* _What you need to do_
Return the count of lines with the string "subtitle" in them, and nothing else.

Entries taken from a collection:
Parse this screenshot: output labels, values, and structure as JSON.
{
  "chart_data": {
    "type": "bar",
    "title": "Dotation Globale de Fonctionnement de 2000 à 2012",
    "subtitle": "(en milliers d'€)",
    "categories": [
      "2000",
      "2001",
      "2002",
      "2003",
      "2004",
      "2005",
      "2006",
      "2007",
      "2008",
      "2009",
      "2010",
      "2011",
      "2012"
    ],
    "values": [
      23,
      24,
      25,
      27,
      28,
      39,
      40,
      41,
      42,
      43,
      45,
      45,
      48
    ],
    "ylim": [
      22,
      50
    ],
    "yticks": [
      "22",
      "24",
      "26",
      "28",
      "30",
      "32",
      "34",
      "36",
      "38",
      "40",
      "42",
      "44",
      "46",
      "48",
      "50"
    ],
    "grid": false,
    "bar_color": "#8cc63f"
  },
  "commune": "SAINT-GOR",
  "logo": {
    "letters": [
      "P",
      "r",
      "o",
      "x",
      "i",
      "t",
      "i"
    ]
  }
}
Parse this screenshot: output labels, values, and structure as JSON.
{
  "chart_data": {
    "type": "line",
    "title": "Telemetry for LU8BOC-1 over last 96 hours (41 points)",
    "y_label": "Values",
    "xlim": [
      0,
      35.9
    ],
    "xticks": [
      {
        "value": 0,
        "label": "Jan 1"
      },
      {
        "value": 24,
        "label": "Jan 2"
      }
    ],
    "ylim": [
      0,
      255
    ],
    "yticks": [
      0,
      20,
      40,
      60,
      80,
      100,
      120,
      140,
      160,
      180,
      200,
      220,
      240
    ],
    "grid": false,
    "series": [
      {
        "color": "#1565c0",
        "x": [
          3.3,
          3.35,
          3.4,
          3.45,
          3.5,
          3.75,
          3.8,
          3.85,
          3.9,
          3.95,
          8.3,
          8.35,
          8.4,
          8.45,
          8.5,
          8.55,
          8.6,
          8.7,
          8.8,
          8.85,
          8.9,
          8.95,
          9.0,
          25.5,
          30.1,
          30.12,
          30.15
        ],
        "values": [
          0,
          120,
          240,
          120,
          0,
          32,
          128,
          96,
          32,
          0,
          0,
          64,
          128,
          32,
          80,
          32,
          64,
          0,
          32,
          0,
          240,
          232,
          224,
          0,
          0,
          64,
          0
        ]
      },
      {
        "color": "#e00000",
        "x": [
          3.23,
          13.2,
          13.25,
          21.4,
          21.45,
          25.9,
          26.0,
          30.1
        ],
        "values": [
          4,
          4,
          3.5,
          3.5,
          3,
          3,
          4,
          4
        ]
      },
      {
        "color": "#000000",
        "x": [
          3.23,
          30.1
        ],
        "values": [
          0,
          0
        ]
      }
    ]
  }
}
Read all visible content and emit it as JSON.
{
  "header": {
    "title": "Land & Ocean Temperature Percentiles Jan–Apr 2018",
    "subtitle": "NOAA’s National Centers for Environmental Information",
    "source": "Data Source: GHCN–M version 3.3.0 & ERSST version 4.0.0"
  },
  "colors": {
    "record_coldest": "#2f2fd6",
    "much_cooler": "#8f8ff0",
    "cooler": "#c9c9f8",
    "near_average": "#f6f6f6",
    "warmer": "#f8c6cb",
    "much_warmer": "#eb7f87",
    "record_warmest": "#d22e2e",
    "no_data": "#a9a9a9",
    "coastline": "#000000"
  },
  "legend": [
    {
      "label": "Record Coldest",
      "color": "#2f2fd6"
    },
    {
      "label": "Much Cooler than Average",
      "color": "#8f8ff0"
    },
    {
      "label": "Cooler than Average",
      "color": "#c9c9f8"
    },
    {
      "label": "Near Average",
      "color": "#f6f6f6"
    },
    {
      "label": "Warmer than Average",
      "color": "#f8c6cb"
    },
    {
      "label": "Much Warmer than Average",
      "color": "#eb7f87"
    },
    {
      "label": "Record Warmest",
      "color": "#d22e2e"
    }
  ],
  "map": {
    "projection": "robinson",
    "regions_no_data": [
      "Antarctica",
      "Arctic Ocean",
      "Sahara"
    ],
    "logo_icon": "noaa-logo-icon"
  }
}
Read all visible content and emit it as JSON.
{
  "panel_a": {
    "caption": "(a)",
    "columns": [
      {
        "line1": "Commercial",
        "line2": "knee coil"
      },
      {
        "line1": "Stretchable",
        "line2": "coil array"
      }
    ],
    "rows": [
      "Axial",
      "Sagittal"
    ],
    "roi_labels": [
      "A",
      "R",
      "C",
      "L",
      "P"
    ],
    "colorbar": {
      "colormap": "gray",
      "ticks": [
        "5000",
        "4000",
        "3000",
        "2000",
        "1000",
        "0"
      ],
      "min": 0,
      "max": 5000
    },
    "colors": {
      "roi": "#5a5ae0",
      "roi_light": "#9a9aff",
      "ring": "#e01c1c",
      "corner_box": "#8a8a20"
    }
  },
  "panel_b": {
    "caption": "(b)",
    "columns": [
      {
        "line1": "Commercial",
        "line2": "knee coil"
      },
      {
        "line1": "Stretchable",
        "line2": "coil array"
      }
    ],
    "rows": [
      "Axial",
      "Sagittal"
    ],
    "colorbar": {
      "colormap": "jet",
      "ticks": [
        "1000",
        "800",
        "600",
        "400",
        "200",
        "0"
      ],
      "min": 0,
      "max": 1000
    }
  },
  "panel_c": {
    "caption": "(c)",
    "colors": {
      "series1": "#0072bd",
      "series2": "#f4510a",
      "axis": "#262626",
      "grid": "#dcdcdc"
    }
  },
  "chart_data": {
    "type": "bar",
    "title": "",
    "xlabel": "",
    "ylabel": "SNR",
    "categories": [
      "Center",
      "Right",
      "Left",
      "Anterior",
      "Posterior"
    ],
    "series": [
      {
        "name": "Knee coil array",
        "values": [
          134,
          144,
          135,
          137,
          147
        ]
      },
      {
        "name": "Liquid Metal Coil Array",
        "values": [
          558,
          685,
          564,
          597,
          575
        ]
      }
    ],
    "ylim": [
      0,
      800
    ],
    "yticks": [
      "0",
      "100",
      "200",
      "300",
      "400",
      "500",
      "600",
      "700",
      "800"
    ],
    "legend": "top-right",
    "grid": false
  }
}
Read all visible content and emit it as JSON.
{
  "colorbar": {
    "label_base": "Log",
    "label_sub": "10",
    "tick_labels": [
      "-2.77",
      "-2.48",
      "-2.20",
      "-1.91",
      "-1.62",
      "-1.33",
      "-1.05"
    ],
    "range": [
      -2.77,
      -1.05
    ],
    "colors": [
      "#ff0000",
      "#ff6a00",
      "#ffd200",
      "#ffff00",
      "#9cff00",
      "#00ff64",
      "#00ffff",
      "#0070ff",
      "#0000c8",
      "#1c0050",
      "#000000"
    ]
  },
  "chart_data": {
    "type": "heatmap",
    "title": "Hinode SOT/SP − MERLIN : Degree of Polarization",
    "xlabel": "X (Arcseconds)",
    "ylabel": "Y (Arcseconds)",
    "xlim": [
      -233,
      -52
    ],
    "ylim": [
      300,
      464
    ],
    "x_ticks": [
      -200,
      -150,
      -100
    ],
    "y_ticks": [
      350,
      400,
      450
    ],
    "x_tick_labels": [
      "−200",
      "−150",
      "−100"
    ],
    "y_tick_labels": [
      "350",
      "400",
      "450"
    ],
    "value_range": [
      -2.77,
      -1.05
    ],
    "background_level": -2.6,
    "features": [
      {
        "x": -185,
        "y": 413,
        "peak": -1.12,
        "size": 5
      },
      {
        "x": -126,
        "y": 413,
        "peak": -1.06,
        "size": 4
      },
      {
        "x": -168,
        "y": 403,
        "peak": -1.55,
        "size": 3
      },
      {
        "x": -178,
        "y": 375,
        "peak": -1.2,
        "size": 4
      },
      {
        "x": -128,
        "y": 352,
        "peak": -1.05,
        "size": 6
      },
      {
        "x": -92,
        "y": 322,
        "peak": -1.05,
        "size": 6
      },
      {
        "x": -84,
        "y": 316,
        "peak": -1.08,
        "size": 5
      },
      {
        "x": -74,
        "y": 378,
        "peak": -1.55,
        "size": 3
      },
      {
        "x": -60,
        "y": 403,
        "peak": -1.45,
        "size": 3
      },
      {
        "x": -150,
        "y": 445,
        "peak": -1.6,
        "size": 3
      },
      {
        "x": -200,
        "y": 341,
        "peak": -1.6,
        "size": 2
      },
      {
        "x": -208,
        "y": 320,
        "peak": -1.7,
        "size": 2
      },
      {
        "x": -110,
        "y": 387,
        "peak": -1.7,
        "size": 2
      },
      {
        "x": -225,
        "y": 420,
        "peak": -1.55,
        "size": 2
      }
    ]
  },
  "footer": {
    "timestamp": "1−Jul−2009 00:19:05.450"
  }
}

* _Full output_
2